╭─ Task inputs

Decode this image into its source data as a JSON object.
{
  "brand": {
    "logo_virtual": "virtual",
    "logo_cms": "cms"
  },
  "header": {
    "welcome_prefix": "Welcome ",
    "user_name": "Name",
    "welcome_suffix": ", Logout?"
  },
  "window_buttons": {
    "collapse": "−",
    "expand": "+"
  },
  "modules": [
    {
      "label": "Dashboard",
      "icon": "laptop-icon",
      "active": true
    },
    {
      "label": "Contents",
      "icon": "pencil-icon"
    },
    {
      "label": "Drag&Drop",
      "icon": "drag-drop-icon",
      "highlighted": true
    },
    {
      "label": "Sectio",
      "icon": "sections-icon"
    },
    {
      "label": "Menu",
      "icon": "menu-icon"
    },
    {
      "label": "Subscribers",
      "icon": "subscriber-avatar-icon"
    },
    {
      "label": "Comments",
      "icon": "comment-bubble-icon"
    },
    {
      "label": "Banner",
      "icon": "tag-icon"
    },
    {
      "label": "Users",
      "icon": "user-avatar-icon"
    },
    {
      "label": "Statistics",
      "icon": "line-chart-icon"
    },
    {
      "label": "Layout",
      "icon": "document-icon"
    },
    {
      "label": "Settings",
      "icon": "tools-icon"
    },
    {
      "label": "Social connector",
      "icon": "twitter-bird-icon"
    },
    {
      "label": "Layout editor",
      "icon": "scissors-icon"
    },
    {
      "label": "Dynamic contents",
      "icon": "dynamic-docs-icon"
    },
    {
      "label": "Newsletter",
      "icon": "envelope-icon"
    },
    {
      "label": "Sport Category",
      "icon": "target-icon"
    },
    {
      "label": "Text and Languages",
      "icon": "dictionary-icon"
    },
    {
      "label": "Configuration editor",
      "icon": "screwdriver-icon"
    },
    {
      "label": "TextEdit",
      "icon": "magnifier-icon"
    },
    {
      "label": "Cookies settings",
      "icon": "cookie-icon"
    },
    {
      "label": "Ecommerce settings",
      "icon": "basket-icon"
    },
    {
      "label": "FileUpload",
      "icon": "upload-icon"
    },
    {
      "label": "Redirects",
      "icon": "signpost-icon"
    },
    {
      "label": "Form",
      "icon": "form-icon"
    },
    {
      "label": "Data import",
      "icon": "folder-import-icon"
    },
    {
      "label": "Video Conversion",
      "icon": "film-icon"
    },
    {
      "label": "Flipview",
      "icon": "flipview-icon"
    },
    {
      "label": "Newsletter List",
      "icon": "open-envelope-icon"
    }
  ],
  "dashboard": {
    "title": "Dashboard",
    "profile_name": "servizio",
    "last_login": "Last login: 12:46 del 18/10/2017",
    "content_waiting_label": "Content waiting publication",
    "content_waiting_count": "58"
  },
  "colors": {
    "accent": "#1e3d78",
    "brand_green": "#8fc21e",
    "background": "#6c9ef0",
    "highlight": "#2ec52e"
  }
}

╰─

### Written instruction
Set down every record above exactly as given.

### Exercise output
Decode this image into its source data as a JSON object.
{
  "brand": {
    "logo_virtual": "virtual",
    "logo_cms": "cms"
  },
  "header": {
    "welcome_prefix": "Welcome ",
    "user_name": "Name",
    "welcome_suffix": ", Logout?"
  },
  "window_buttons": {
    "collapse": "−",
    "expand": "+"
  },
  "modules": [
    {
      "label": "Dashboard",
      "icon": "laptop-icon",
      "active": true
    },
    {
      "label": "Contents",
      "icon": "pencil-icon"
    },
    {
      "label": "Drag&Drop",
      "icon": "drag-drop-icon",
      "highlighted": true
    },
    {
      "label": "Sectio",
      "icon": "sections-icon"
    },
    {
      "label": "Menu",
      "icon": "menu-icon"
    },
    {
      "label": "Subscribers",
      "icon": "subscriber-avatar-icon"
    },
    {
      "label": "Comments",
      "icon": "comment-bubble-icon"
    },
    {
      "label": "Banner",
      "icon": "tag-icon"
    },
    {
      "label": "Users",
      "icon": "user-avatar-icon"
    },
    {
      "label": "Statistics",
      "icon": "line-chart-icon"
    },
    {
      "label": "Layout",
      "icon": "document-icon"
    },
    {
      "label": "Settings",
      "icon": "tools-icon"
    },
    {
      "label": "Social connector",
      "icon": "twitter-bird-icon"
    },
    {
      "label": "Layout editor",
      "icon": "scissors-icon"
    },
    {
      "label": "Dynamic contents",
      "icon": "dynamic-docs-icon"
    },
    {
      "label": "Newsletter",
      "icon": "envelope-icon"
    },
    {
      "label": "Sport Category",
      "icon": "target-icon"
    },
    {
      "label": "Text and Languages",
      "icon": "dictionary-icon"
    },
    {
      "label": "Configuration editor",
      "icon": "screwdriver-icon"
    },
    {
      "label": "TextEdit",
      "icon": "magnifier-icon"
    },
    {
      "label": "Cookies settings",
      "icon": "cookie-icon"
    },
    {
      "label": "Ecommerce settings",
      "icon": "basket-icon"
    },
    {
      "label": "FileUpload",
      "icon": "upload-icon"
    },
    {
      "label": "Redirects",
      "icon": "signpost-icon"
    },
    {
      "label": "Form",
      "icon": "form-icon"
    },
    {
      "label": "Data import",
      "icon": "folder-import-icon"
    },
    {
      "label": "Video Conversion",
      "icon": "film-icon"
    },
    {
      "label": "Flipview",
      "icon": "flipview-icon"
    },
    {
      "label": "Newsletter List",
      "icon": "open-envelope-icon"
    }
  ],
  "dashboard": {
    "title": "Dashboard",
    "profile_name": "servizio",
    "last_login": "Last login: 12:46 del 18/10/2017",
    "content_waiting_label": "Content waiting publication",
    "content_waiting_count": "58"
  },
  "colors": {
    "accent": "#1e3d78",
    "brand_green": "#8fc21e",
    "background": "#6c9ef0",
    "highlight": "#2ec52e"
  }
}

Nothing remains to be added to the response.